▸ Goal of the exercise: Copy the lines holding the word "biệt", all of them.

### Records shown

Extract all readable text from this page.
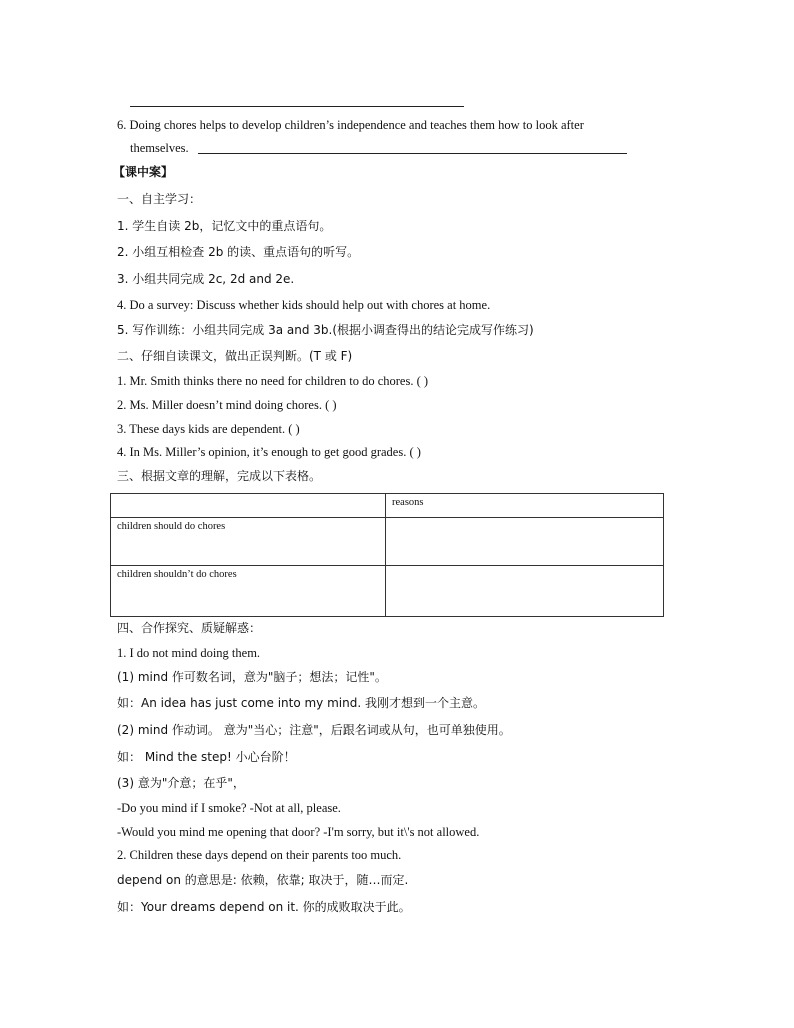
6. Doing chores helps to develop children’s independence and teaches them how to look after
themselves.
【课中案】
一、自主学习：
1. 学生自读 2b，记忆文中的重点语句。
2. 小组互相检查 2b 的读、重点语句的听写。
3. 小组共同完成 2c, 2d and 2e.
4. Do a survey: Discuss whether kids should help out with chores at home.
5. 写作训练：小组共同完成 3a and 3b.(根据小调查得出的结论完成写作练习)
二、仔细自读课文，做出正误判断。(T 或 F)
1. Mr. Smith thinks there no need for children to do chores. ( )
2. Ms. Miller doesn’t mind doing chores. ( )
3. These days kids are dependent. ( )
4. In Ms. Miller’s opinion, it’s enough to get good grades. ( )
三、根据文章的理解，完成以下表格。
	reasons
children should do chores	
children shouldn’t do chores	
四、合作探究、质疑解惑：
1. I do not mind doing them.
(1) mind 作可数名词，意为"脑子；想法；记性"。
如：An idea has just come into my mind. 我刚才想到一个主意。
(2) mind 作动词。 意为"当心；注意"，后跟名词或从句，也可单独使用。
如： Mind the step! 小心台阶！
(3) 意为"介意；在乎"，
-Do you mind if I smoke? -Not at all, please.
-Would you mind me opening that door? -I'm sorry, but it\'s not allowed.
2. Children these days depend on their parents too much.
depend on 的意思是: 依赖，依靠; 取决于，随…而定.
如：Your dreams depend on it. 你的成败取决于此。
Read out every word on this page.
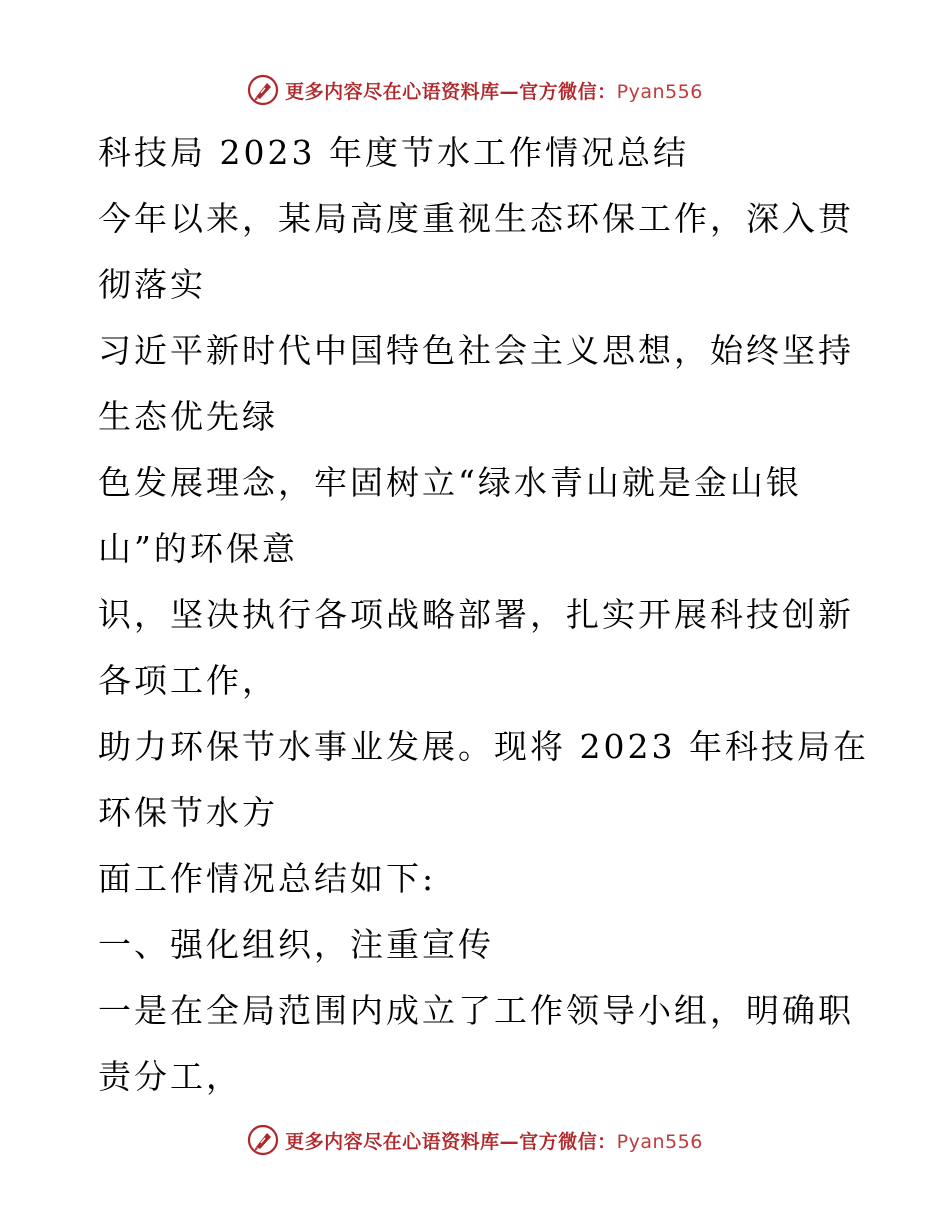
更多内容尽在心语资料库—官方微信：Pyan556

科技局 2023 年度节水工作情况总结

今年以来，某局高度重视生态环保工作，深入贯

彻落实

习近平新时代中国特色社会主义思想，始终坚持

生态优先绿

色发展理念，牢固树立“绿水青山就是金山银

山”的环保意

识，坚决执行各项战略部署，扎实开展科技创新

各项工作，

助力环保节水事业发展。现将 2023 年科技局在

环保节水方

面工作情况总结如下:

一、强化组织，注重宣传

一是在全局范围内成立了工作领导小组，明确职

责分工，

更多内容尽在心语资料库—官方微信：Pyan556
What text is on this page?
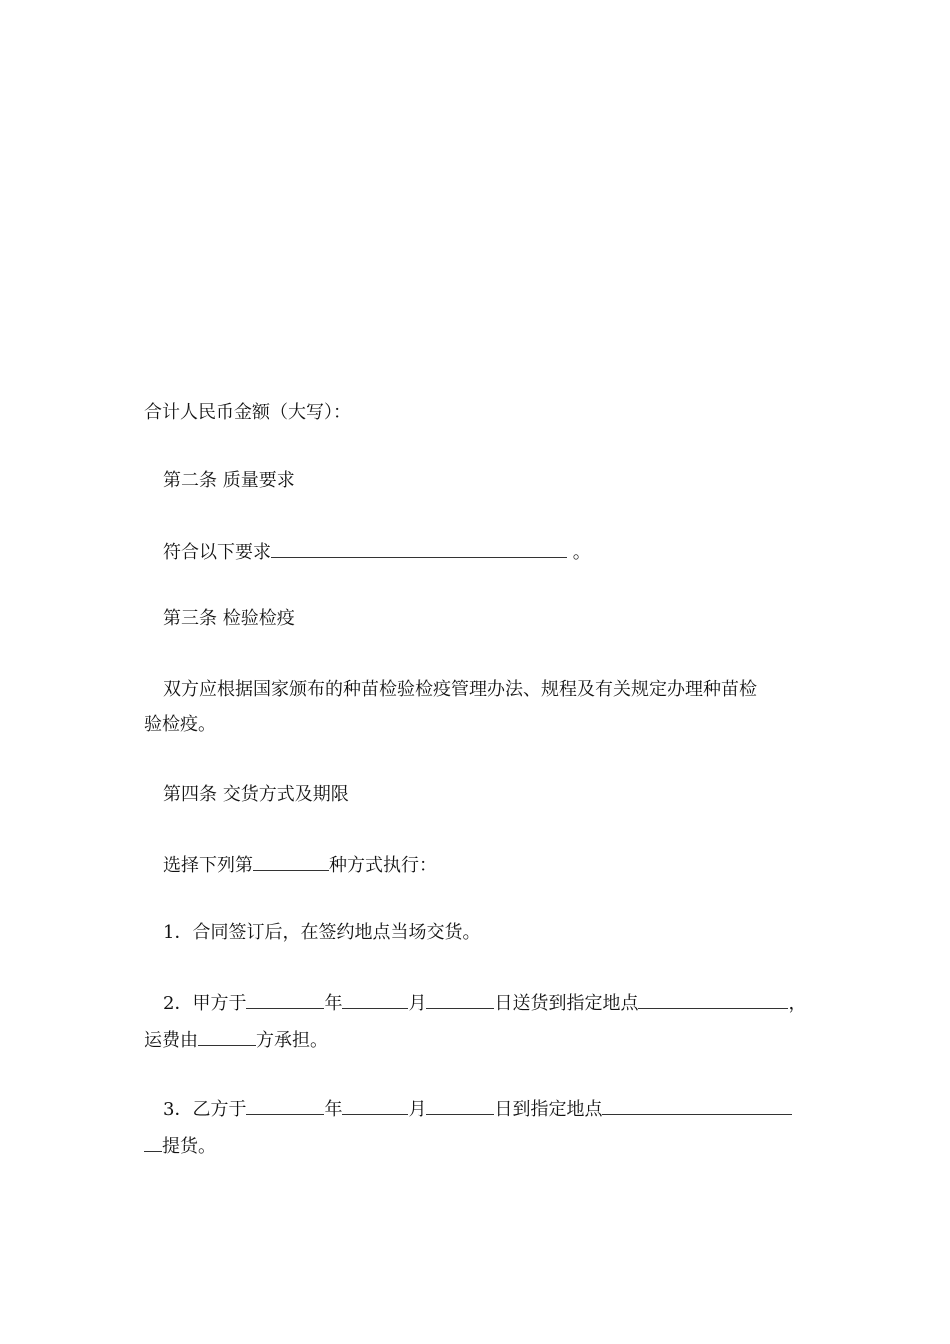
合计人民币金额（大写）：
第二条 质量要求
符合以下要求	。
第三条 检验检疫
双方应根据国家颁布的种苗检验检疫管理办法、规程及有关规定办理种苗检
验检疫。
第四条 交货方式及期限
选择下列第	种方式执行：
1．合同签订后，在签约地点当场交货。
2．甲方于	年	月	日送货到指定地点	，
运费由	方承担。
3．乙方于	年	月	日到指定地点
提货。
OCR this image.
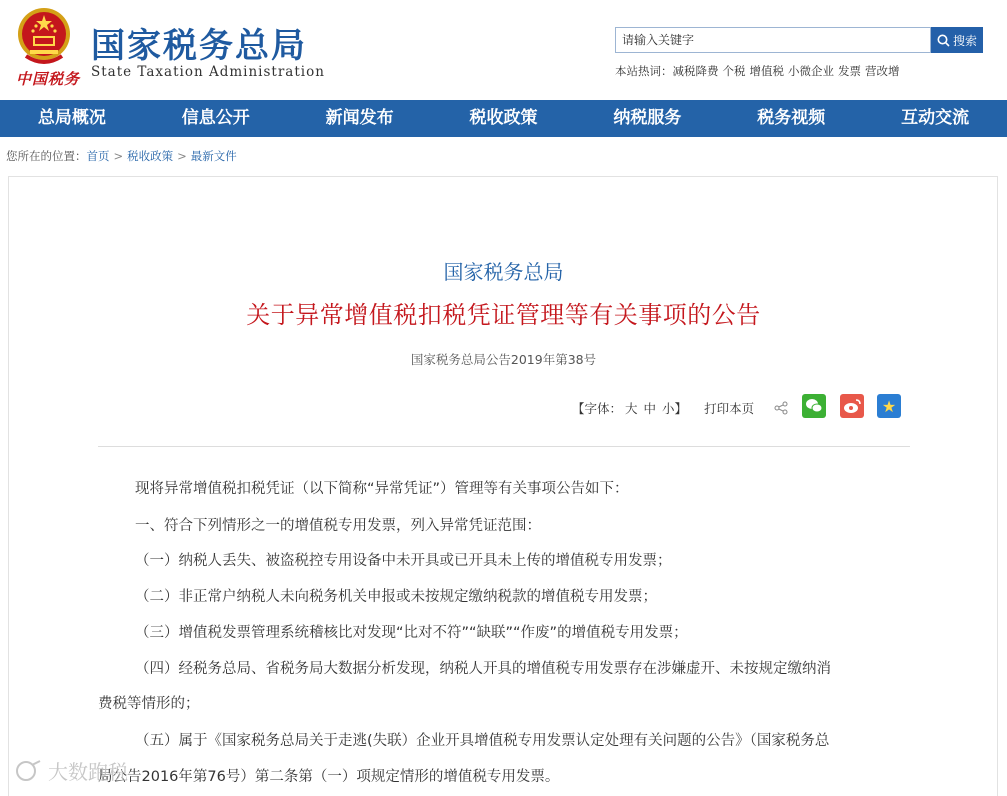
中国税务
国家税务总局
State Taxation Administration
请输入关键字
搜索
本站热词：减税降费 个税 增值税 小微企业 发票 营改增
总局概况	信息公开	新闻发布	税收政策	纳税服务	税务视频	互动交流
您所在的位置：首页 > 税收政策 > 最新文件
国家税务总局
关于异常增值税扣税凭证管理等有关事项的公告
国家税务总局公告2019年第38号
【字体： 大 中 小】 打印本页	★
现将异常增值税扣税凭证（以下简称“异常凭证”）管理等有关事项公告如下：
一、符合下列情形之一的增值税专用发票，列入异常凭证范围：
（一）纳税人丢失、被盗税控专用设备中未开具或已开具未上传的增值税专用发票；
（二）非正常户纳税人未向税务机关申报或未按规定缴纳税款的增值税专用发票；
（三）增值税发票管理系统稽核比对发现“比对不符”“缺联”“作废”的增值税专用发票；
（四）经税务总局、省税务局大数据分析发现，纳税人开具的增值税专用发票存在涉嫌虚开、未按规定缴纳消
费税等情形的；
（五）属于《国家税务总局关于走逃(失联）企业开具增值税专用发票认定处理有关问题的公告》（国家税务总
局公告2016年第76号）第二条第（一）项规定情形的增值税专用发票。
大数跑税
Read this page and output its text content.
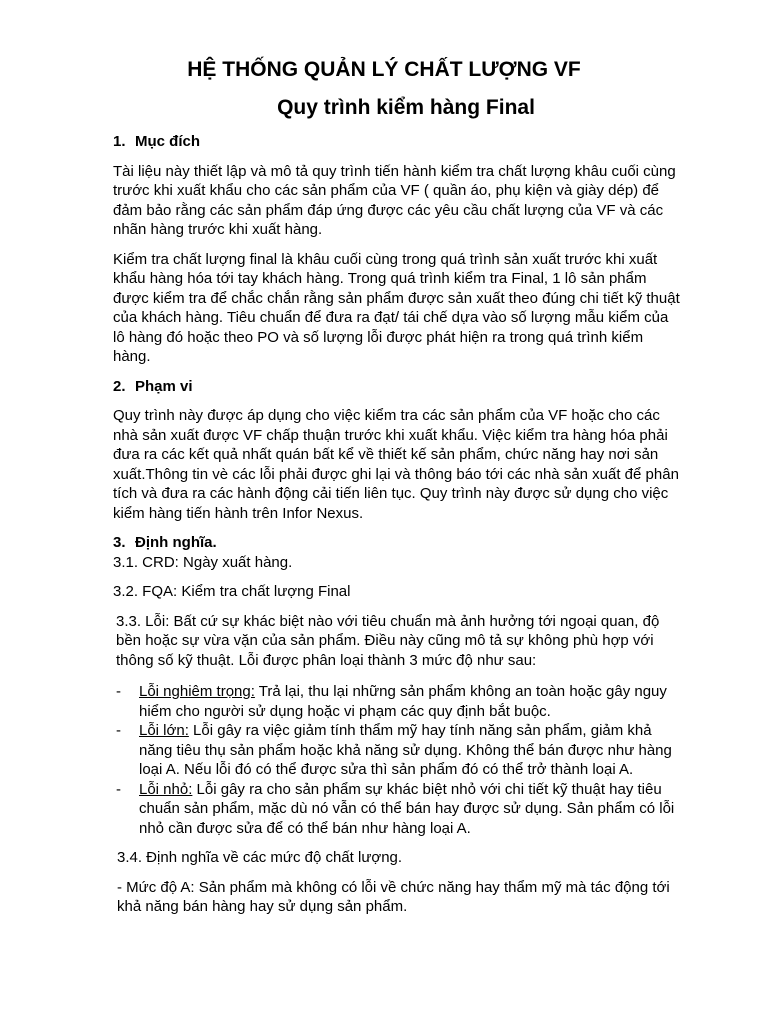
HỆ THỐNG QUẢN LÝ CHẤT LƯỢNG VF
Quy trình kiểm hàng Final
1. Mục đích

Tài liệu này thiết lập và mô tả quy trình tiến hành kiểm tra chất lượng khâu cuối cùng trước khi xuất khẩu cho các sản phẩm của VF ( quần áo, phụ kiện và giày dép) để đảm bảo rằng các sản phẩm đáp ứng được các yêu cầu chất lượng của VF và các nhãn hàng trước khi xuất hàng.

Kiểm tra chất lượng final là khâu cuối cùng trong quá trình sản xuất trước khi xuất khẩu hàng hóa tới tay khách hàng. Trong quá trình kiểm tra Final, 1 lô sản phẩm được kiểm tra để chắc chắn rằng sản phẩm được sản xuất theo đúng chi tiết kỹ thuật của khách hàng. Tiêu chuẩn để đưa ra đạt/ tái chế dựa vào số lượng mẫu kiểm của lô hàng đó hoặc theo PO và số lượng lỗi được phát hiện ra trong quá trình kiểm hàng.

2. Phạm vi

Quy trình này được áp dụng cho việc kiểm tra các sản phẩm của VF hoặc cho các nhà sản xuất được VF chấp thuận trước khi xuất khẩu. Việc kiểm tra hàng hóa phải đưa ra các kết quả nhất quán bất kể về thiết kế sản phẩm, chức năng hay nơi sản xuất.Thông tin vè các lỗi phải được ghi lại và thông báo tới các nhà sản xuất để phân tích và đưa ra các hành động cải tiến liên tục. Quy trình này được sử dụng cho việc kiểm hàng tiến hành trên Infor Nexus.

3. Định nghĩa.

3.1. CRD: Ngày xuất hàng.

3.2. FQA: Kiểm tra chất lượng Final

3.3. Lỗi: Bất cứ sự khác biệt nào với tiêu chuẩn mà ảnh hưởng tới ngoại quan, độ bền hoặc sự vừa vặn của sản phẩm. Điều này cũng mô tả sự không phù hợp với thông số kỹ thuật. Lỗi được phân loại thành 3 mức độ như sau:

- Lỗi nghiêm trọng: Trả lại, thu lại những sản phẩm không an toàn hoặc gây nguy hiểm cho người sử dụng hoặc vi phạm các quy định bắt buộc.
- Lỗi lớn: Lỗi gây ra việc giảm tính thẩm mỹ hay tính năng sản phẩm, giảm khả năng tiêu thụ sản phẩm hoặc khả năng sử dụng. Không thể bán được như hàng loại A. Nếu lỗi đó có thể được sửa thì sản phẩm đó có thể trở thành loại A.
- Lỗi nhỏ: Lỗi gây ra cho sản phẩm sự khác biệt nhỏ với chi tiết kỹ thuật hay tiêu chuẩn sản phẩm, mặc dù nó vẫn có thể bán hay được sử dụng. Sản phẩm có lỗi nhỏ cần được sửa để có thể bán như hàng loại A.

3.4. Định nghĩa về các mức độ chất lượng.

- Mức độ A: Sản phẩm mà không có lỗi về chức năng hay thẩm mỹ mà tác động tới khả năng bán hàng hay sử dụng sản phẩm.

######

▸ Solution to this problem:
3.3. Lỗi: Bất cứ sự khác biệt nào với tiêu chuẩn mà ảnh hưởng tới ngoại quan, độ bền hoặc sự vừa vặn của sản phẩm. Điều này cũng mô tả sự không phù hợp với thông số kỹ thuật. Lỗi được phân loại thành 3 mức độ như sau:
- Lỗi nhỏ: Lỗi gây ra cho sản phẩm sự khác biệt nhỏ với chi tiết kỹ thuật hay tiêu chuẩn sản phẩm, mặc dù nó vẫn có thể bán hay được sử dụng. Sản phẩm có lỗi nhỏ cần được sửa để có thể bán như hàng loại A.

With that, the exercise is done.